### What you will do
Reproduce the listing below word for word, from its first line through the line containing "svg-text:0: 0 <box>995 349 1001 360</box>", including both of those lines.
==== Supplied data
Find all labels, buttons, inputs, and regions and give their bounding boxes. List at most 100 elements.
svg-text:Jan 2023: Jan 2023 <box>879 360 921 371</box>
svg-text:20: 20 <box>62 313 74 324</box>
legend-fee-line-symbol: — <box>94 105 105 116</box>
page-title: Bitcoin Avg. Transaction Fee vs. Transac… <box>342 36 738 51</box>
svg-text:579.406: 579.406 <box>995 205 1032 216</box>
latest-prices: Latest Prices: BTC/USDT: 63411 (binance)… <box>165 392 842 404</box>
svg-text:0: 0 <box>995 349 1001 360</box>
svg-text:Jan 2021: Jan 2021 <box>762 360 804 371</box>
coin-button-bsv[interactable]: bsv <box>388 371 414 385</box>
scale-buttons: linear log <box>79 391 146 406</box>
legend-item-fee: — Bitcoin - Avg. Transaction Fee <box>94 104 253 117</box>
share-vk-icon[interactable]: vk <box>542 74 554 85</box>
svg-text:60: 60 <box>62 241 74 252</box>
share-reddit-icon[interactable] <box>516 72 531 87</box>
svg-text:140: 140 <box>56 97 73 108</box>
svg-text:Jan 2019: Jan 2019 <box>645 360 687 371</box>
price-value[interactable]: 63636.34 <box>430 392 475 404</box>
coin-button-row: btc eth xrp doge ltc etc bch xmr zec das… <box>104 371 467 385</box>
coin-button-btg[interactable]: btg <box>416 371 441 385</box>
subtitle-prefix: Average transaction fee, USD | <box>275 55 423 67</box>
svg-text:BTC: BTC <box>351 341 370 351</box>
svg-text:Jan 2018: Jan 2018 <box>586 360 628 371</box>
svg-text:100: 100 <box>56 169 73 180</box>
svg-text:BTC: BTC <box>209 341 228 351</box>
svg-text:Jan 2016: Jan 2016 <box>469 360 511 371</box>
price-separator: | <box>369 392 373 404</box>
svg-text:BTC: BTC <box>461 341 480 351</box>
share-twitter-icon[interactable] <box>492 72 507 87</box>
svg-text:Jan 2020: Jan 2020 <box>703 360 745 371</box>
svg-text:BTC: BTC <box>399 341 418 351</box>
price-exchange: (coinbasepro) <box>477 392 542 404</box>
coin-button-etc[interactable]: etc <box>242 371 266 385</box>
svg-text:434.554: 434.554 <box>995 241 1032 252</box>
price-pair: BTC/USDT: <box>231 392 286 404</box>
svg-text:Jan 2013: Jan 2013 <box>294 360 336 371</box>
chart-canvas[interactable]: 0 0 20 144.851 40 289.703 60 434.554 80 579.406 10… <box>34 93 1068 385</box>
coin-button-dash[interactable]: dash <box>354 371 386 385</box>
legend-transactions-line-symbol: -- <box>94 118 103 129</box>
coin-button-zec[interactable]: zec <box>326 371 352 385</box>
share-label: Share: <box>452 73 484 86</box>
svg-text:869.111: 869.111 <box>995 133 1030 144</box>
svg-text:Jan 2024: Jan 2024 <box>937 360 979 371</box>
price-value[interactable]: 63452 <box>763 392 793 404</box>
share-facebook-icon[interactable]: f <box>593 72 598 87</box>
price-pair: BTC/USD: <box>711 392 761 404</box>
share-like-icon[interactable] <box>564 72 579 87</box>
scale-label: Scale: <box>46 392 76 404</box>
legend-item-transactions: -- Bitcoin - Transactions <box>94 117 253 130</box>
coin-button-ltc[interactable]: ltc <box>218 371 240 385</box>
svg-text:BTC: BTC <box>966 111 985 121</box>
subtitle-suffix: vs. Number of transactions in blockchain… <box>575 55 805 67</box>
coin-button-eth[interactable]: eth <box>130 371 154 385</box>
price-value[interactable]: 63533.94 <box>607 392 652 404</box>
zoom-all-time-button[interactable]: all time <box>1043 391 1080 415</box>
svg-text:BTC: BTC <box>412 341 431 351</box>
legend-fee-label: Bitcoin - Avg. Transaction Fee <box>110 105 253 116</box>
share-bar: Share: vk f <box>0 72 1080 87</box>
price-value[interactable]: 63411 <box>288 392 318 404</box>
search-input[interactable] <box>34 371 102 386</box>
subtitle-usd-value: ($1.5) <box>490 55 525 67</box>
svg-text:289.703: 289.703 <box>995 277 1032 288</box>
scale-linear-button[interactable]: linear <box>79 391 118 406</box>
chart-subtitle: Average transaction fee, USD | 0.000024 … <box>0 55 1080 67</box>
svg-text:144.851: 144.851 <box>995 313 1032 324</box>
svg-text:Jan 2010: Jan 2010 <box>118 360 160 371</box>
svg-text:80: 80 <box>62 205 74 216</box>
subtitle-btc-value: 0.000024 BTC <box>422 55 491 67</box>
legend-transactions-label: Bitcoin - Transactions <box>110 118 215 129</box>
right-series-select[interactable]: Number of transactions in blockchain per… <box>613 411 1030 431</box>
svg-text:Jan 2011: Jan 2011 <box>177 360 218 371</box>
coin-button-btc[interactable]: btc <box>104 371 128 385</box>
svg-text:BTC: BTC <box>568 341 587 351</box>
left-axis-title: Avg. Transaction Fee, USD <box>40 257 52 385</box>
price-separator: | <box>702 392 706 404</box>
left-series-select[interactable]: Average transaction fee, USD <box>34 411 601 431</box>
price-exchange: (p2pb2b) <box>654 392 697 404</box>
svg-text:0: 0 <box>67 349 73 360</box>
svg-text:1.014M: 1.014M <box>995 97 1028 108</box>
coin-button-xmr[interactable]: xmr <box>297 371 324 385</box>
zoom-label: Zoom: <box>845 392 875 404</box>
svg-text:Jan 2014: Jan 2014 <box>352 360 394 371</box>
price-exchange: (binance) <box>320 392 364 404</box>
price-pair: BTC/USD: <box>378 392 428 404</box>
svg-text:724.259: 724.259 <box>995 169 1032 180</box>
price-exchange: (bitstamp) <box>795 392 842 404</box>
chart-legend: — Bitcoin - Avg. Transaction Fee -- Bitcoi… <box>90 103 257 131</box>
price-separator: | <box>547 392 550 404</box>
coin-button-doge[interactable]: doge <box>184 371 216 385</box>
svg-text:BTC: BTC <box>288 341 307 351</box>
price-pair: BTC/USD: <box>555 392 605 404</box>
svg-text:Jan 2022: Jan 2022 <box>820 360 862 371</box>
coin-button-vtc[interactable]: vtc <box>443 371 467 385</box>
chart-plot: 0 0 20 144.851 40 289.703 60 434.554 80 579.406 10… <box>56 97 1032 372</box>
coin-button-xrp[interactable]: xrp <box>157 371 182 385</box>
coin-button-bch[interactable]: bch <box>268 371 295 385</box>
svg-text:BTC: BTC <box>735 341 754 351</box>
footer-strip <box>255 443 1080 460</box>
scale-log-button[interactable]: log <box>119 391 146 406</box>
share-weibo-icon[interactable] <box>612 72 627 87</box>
========
### Solution
Find all labels, buttons, inputs, and regions and give their bounding boxes. List at most 100 elements.
svg-text:Jan 2023: Jan 2023 <box>879 360 921 371</box>
svg-text:20: 20 <box>62 313 74 324</box>
legend-fee-line-symbol: — <box>94 105 105 116</box>
page-title: Bitcoin Avg. Transaction Fee vs. Transac… <box>342 36 738 51</box>
svg-text:579.406: 579.406 <box>995 205 1032 216</box>
latest-prices: Latest Prices: BTC/USDT: 63411 (binance)… <box>165 392 842 404</box>
svg-text:0: 0 <box>995 349 1001 360</box>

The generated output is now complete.